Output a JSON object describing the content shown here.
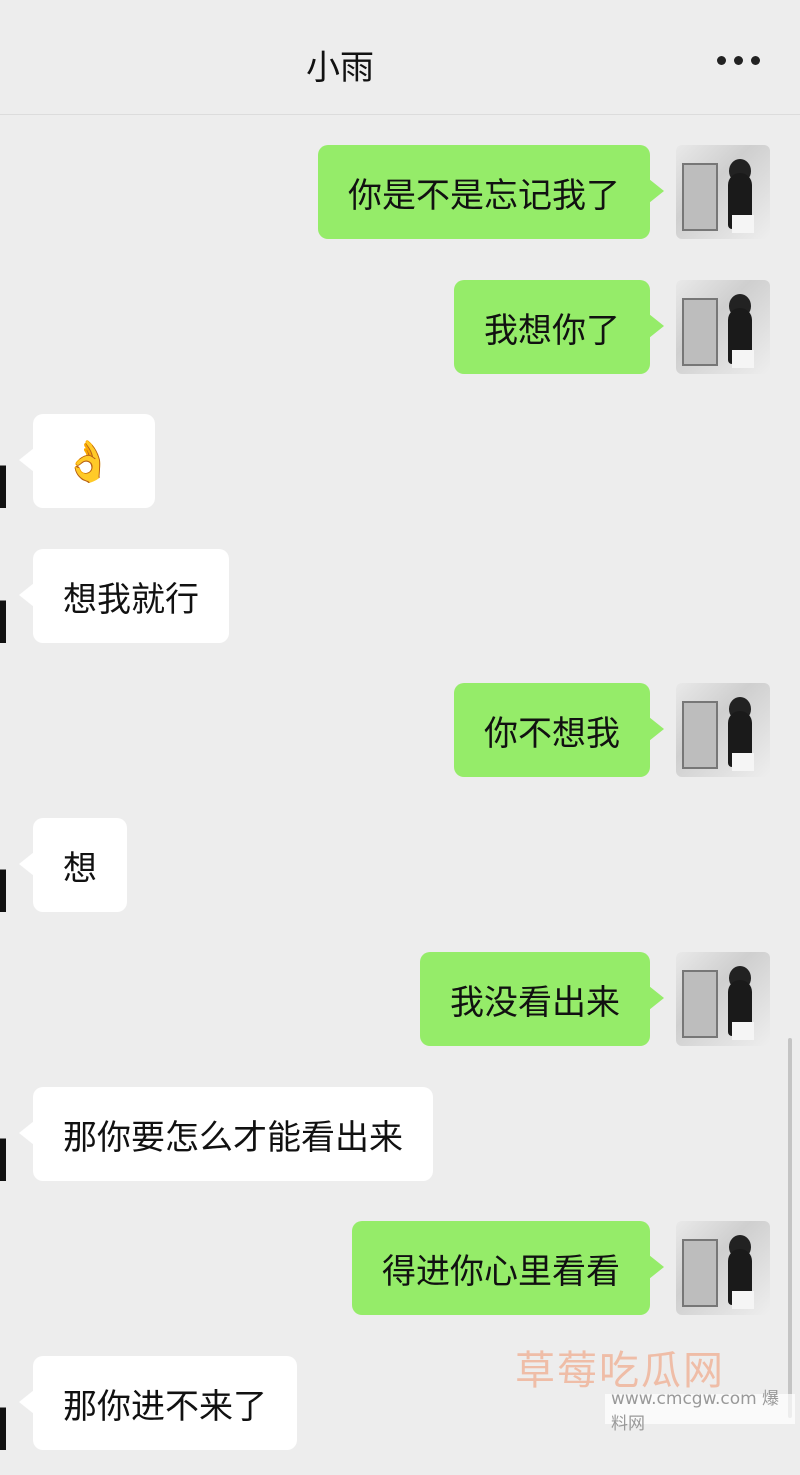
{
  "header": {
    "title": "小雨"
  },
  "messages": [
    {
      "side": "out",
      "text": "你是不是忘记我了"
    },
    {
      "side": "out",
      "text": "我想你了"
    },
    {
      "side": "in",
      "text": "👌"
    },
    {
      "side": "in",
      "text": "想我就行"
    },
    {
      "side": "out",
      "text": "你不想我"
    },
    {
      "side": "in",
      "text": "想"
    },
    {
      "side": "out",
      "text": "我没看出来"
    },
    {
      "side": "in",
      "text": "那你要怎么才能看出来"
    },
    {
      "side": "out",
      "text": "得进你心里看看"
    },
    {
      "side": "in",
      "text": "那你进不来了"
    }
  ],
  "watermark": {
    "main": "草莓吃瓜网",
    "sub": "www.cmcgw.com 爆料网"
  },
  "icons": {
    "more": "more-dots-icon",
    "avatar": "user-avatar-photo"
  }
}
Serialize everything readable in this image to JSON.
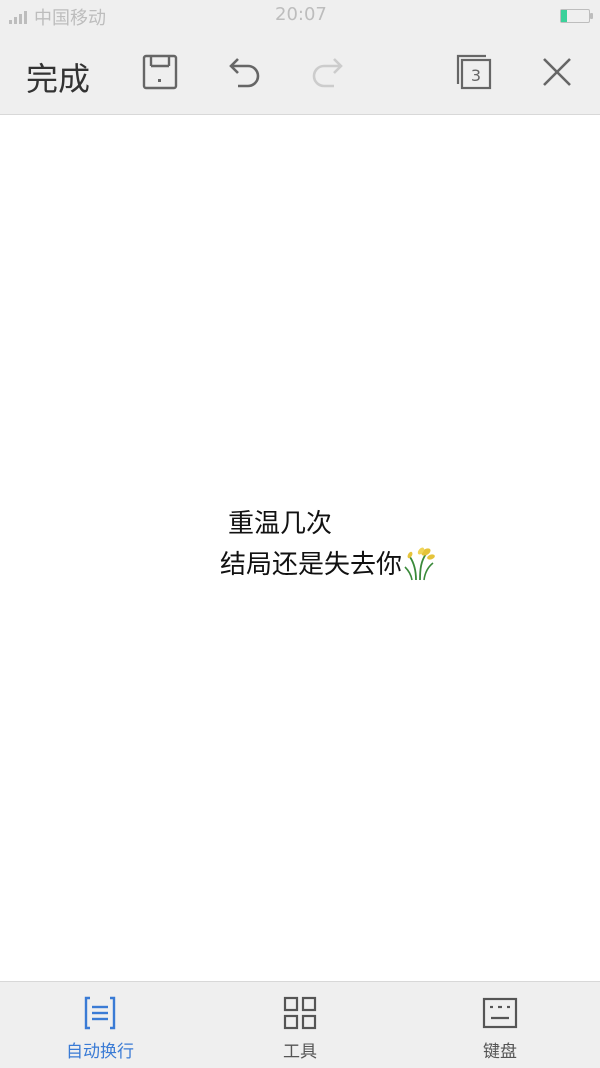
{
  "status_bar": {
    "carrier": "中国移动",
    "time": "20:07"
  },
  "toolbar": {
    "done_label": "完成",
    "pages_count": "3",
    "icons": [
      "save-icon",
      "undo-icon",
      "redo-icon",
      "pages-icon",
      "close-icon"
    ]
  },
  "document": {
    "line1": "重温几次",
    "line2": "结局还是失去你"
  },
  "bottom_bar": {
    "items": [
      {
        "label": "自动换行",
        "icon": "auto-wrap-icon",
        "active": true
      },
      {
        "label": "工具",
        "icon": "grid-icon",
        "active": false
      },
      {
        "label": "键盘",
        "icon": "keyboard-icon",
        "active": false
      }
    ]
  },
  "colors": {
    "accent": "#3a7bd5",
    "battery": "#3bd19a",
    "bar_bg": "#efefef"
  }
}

**TASK TO CARRY OUT:**
Search the records for the string "JSON" and return every line in which it occurs.

**COMPLETE ANSWER:**
Output a JSON object describing the content shown here.
Serialize everything readable in this image to JSON.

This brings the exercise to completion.